● **Work instructions**
Wherever the word "JSON" turns up in a line of the entries, copy that line.

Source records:

• • • • •

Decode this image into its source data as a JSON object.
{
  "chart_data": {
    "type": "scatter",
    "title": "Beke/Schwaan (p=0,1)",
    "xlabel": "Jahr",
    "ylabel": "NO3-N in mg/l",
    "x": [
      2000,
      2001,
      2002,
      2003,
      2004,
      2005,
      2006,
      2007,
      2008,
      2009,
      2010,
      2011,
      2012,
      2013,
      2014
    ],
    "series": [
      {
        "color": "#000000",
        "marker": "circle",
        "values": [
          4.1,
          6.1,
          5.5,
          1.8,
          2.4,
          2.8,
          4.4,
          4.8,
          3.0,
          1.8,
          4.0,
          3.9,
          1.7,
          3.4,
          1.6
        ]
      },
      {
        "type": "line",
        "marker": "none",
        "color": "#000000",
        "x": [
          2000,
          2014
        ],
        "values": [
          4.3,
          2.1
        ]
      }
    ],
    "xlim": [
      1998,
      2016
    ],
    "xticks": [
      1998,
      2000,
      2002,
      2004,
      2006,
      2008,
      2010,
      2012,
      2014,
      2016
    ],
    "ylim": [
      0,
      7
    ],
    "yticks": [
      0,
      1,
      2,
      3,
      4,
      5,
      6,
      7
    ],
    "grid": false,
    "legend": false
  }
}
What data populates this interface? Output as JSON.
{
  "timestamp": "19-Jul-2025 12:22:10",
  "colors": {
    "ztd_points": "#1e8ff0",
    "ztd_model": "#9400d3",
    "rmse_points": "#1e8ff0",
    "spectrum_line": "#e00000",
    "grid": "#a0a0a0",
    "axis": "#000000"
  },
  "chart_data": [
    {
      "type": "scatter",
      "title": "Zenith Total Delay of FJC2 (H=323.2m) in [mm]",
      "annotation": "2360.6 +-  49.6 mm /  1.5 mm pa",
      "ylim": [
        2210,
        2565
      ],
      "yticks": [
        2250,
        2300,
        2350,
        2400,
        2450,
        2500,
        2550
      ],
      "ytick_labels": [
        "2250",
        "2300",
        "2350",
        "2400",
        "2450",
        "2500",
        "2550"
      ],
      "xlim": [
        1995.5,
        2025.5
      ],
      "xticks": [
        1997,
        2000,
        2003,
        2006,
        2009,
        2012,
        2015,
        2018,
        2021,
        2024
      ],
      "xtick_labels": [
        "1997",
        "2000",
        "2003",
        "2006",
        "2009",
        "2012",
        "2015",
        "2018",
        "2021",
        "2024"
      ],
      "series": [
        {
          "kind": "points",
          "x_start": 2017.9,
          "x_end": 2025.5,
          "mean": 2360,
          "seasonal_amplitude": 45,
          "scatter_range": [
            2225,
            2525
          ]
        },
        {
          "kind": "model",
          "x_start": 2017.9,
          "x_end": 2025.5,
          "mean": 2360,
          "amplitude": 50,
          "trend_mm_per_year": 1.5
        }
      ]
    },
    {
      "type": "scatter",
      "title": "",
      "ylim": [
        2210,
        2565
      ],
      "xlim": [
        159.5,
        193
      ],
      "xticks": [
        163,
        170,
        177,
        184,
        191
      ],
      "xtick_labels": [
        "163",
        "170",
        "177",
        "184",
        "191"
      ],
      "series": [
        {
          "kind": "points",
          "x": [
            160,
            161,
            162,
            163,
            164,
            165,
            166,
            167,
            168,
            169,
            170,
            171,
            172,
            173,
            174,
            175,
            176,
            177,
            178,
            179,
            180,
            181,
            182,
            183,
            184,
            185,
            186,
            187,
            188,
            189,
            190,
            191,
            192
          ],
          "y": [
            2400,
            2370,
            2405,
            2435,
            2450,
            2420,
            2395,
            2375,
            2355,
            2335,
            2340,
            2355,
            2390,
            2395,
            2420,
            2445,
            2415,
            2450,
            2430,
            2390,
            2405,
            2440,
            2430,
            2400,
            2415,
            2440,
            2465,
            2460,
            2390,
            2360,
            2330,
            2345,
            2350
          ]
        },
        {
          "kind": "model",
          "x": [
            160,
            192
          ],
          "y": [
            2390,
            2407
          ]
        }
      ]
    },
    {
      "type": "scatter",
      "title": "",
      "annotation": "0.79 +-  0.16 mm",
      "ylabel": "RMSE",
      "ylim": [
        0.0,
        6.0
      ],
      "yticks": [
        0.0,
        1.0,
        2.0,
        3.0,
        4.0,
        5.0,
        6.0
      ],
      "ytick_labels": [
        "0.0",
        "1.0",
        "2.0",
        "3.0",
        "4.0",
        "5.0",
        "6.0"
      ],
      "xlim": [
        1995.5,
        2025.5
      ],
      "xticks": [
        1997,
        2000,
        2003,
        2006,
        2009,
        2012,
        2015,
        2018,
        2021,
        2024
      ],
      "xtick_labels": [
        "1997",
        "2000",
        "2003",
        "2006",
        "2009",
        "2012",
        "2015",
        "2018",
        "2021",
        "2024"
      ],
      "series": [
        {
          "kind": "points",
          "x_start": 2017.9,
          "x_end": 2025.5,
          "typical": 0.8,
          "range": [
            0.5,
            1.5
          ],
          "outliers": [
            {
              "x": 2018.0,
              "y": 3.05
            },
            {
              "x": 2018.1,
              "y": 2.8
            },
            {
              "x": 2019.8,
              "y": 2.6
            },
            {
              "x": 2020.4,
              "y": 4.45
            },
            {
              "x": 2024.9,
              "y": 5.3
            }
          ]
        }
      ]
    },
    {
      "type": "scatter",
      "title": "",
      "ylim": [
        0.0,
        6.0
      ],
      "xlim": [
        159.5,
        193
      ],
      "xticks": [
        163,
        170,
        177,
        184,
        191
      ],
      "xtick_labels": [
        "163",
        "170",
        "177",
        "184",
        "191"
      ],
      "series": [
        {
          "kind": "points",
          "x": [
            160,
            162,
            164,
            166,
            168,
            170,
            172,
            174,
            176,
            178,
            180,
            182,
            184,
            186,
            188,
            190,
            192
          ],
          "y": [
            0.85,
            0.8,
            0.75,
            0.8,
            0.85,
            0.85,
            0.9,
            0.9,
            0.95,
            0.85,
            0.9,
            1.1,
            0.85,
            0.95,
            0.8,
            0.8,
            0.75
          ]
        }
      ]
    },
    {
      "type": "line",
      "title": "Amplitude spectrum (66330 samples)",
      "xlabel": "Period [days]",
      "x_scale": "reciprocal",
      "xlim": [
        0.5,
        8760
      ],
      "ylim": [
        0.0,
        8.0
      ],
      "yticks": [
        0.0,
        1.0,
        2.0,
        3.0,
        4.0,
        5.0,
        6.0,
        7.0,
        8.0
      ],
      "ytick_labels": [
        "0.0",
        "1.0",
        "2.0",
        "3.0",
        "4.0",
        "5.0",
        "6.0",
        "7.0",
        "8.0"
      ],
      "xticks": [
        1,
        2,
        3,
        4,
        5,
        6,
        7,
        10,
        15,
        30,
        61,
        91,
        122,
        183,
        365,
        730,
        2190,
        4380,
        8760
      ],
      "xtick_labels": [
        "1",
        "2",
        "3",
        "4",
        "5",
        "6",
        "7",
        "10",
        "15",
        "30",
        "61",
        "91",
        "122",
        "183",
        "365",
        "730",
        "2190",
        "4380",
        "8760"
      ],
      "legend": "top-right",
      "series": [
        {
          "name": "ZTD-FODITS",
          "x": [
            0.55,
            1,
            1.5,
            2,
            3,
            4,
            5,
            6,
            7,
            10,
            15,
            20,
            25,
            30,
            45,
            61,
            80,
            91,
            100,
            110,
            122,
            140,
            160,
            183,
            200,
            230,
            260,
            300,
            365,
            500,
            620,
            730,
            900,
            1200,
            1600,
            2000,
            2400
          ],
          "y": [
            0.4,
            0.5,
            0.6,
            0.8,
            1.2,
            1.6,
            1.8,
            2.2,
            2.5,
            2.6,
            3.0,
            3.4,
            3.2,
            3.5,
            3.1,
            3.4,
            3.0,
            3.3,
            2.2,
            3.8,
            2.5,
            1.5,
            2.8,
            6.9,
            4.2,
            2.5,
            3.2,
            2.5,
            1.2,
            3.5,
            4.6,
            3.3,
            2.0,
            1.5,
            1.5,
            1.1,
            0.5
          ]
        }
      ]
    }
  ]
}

• • • • •

● **Result of the exercise**
Decode this image into its source data as a JSON object.
What data populates this interface? Output as JSON.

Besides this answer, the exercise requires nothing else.